- What you have to do -
Copy each line below in which the string "precio" occurs.
## start The records
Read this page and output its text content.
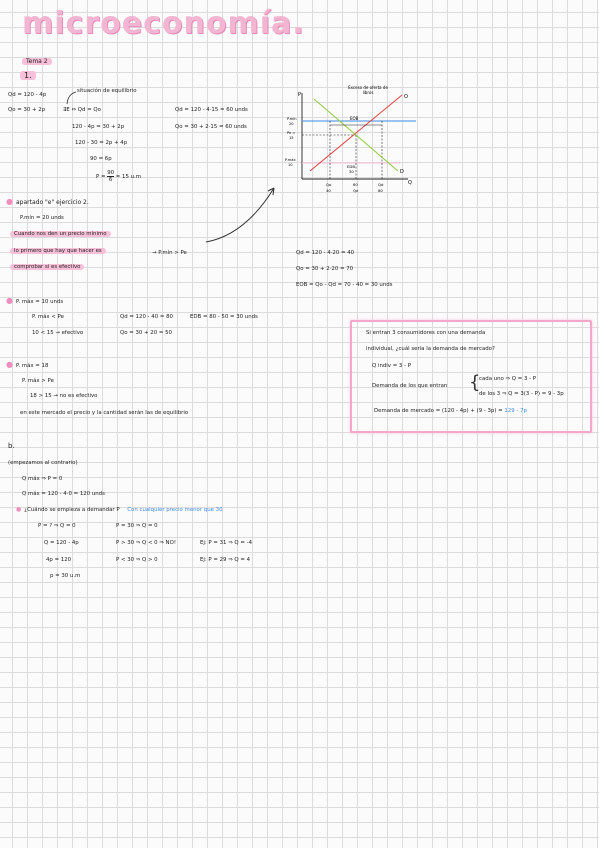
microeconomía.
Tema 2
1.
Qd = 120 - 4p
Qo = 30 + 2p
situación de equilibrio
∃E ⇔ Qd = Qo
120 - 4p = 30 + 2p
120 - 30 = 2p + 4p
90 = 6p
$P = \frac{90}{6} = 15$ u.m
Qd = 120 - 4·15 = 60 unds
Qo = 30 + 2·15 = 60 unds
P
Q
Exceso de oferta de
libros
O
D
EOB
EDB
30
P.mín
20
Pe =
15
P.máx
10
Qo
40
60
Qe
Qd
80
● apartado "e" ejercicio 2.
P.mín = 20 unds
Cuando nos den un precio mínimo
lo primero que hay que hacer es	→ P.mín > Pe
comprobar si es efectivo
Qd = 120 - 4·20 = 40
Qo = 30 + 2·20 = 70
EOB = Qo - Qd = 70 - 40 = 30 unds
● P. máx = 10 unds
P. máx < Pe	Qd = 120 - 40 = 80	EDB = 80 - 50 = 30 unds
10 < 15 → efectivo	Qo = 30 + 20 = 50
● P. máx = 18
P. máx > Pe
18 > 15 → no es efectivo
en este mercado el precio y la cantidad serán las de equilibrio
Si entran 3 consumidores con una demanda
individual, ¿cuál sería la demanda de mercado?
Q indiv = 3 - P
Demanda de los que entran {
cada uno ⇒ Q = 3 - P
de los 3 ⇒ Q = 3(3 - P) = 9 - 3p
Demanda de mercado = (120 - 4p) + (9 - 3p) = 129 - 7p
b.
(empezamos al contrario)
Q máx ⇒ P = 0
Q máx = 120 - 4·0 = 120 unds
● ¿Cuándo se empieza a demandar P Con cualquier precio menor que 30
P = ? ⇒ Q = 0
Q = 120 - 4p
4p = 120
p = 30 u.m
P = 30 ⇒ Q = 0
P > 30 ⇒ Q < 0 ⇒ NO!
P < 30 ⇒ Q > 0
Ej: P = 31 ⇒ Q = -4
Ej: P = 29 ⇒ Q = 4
## end The records
- Result below -
Cuando nos den un precio mínimo
en este mercado el precio y la cantidad serán las de equilibrio
● ¿Cuándo se empieza a demandar P Con cualquier precio menor que 30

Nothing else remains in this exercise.